* Given task: Filter the data below for the string "system" and copy each matching line.

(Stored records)
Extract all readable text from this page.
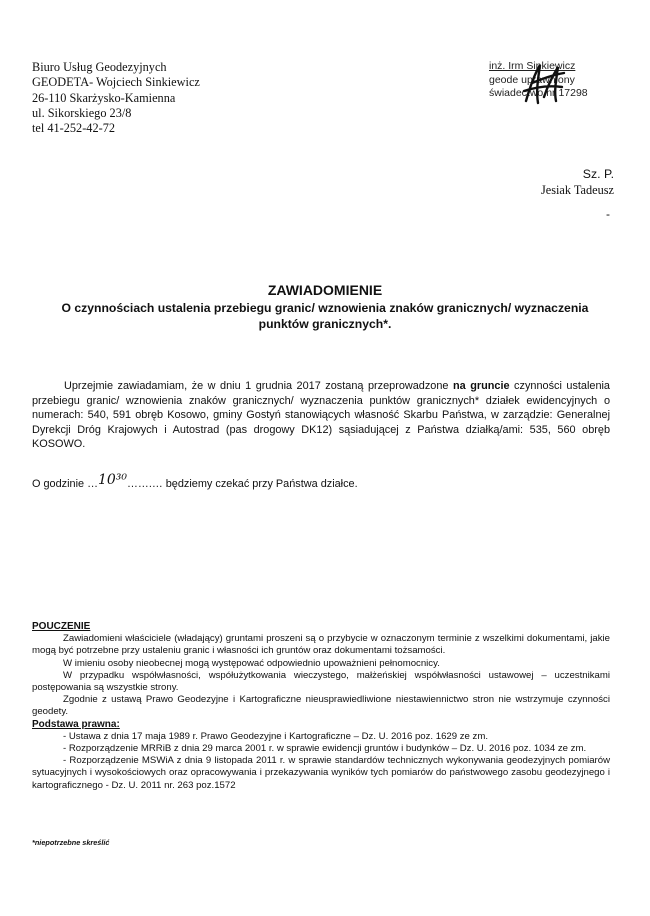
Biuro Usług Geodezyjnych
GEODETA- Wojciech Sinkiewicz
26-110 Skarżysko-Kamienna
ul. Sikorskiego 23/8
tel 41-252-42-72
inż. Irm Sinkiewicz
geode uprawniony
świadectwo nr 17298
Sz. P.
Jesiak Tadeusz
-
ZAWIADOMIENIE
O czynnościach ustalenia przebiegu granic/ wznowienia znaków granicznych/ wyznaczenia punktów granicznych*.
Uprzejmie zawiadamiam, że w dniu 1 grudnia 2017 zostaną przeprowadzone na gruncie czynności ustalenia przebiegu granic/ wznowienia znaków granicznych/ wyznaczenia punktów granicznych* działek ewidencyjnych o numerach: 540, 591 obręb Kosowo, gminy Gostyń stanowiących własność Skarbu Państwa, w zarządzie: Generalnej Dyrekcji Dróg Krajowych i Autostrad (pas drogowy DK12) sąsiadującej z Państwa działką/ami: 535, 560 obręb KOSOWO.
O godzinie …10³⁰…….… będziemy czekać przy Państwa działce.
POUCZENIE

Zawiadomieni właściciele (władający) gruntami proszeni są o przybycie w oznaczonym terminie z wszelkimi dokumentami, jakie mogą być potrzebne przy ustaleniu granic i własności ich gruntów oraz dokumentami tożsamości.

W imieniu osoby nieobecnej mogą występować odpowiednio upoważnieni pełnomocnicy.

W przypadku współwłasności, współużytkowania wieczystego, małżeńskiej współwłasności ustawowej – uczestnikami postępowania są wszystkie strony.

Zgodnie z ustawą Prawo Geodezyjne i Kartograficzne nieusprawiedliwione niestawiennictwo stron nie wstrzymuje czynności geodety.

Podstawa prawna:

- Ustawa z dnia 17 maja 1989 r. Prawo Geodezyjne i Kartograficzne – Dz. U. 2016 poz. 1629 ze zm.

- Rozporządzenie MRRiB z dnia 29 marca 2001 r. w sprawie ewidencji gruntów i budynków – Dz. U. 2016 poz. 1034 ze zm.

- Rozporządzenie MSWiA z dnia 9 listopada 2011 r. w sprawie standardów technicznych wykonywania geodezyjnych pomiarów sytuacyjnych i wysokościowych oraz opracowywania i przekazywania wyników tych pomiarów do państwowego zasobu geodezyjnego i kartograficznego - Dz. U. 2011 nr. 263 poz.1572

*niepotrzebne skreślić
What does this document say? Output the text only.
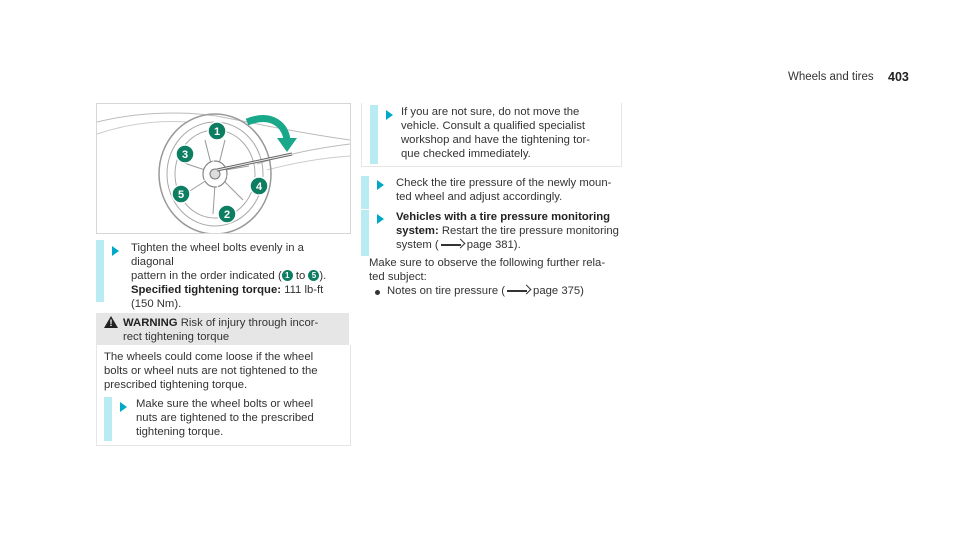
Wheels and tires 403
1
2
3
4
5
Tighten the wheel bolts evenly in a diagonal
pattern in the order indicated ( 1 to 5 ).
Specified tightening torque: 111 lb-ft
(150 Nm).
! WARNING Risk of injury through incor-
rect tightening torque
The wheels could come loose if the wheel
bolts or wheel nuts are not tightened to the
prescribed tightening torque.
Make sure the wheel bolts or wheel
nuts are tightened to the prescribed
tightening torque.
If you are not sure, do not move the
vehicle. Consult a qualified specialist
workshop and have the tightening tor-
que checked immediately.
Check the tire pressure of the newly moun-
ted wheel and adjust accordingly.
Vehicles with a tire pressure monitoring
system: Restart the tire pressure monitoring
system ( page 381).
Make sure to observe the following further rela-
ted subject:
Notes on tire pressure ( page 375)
--
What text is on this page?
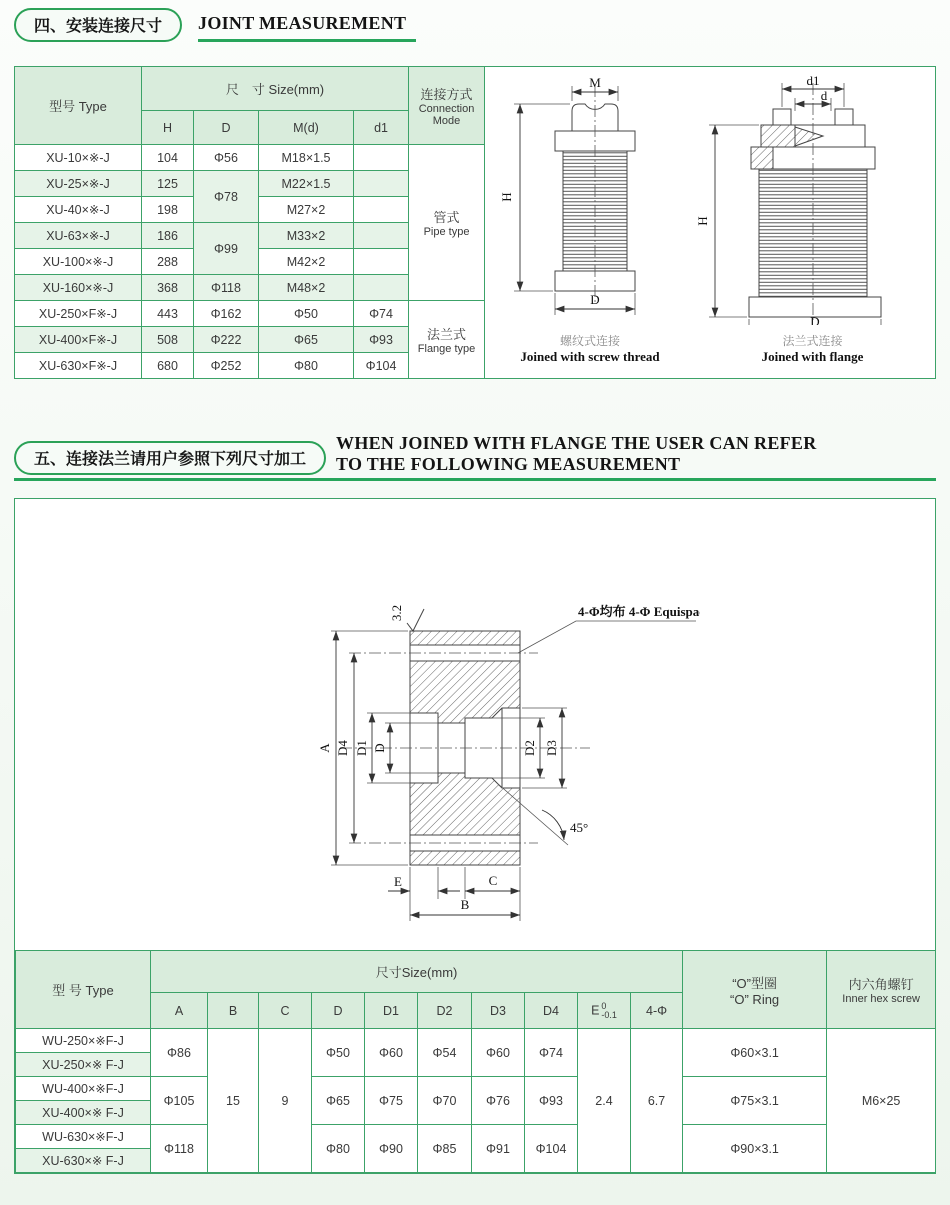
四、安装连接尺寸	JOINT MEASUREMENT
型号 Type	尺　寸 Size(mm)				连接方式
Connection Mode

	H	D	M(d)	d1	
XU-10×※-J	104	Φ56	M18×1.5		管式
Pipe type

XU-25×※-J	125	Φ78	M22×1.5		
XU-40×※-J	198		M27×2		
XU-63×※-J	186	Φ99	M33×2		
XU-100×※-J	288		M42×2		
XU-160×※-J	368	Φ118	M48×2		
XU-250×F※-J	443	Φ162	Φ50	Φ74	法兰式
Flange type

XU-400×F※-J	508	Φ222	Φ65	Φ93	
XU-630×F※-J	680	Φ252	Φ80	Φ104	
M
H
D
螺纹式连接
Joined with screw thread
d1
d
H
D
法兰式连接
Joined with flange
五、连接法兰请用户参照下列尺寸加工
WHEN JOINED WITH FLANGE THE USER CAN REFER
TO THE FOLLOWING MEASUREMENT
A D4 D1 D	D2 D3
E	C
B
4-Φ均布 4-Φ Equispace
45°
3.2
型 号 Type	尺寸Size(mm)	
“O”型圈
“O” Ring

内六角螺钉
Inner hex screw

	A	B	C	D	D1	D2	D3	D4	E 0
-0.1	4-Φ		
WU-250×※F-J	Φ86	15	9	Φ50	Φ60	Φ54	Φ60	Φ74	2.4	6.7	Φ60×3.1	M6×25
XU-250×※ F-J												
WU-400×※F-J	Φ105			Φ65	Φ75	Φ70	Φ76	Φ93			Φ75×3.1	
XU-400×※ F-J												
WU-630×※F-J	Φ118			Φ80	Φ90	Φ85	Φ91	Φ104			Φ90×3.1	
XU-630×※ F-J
* * *
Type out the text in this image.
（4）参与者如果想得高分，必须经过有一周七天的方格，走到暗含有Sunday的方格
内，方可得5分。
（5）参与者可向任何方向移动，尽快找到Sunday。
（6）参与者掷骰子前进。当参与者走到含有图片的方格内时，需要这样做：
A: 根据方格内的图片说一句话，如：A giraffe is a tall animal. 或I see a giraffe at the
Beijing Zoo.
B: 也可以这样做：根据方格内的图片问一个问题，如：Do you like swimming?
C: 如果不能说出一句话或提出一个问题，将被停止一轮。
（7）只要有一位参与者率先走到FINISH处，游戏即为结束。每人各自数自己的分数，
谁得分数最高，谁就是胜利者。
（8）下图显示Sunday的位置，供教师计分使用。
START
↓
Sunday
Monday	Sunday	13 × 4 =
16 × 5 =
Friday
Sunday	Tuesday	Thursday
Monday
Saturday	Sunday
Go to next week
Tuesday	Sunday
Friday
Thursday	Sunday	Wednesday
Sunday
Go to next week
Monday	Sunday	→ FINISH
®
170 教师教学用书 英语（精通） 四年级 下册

* Complete response:
system: Restart the tire pressure monitoring
system ( page 381).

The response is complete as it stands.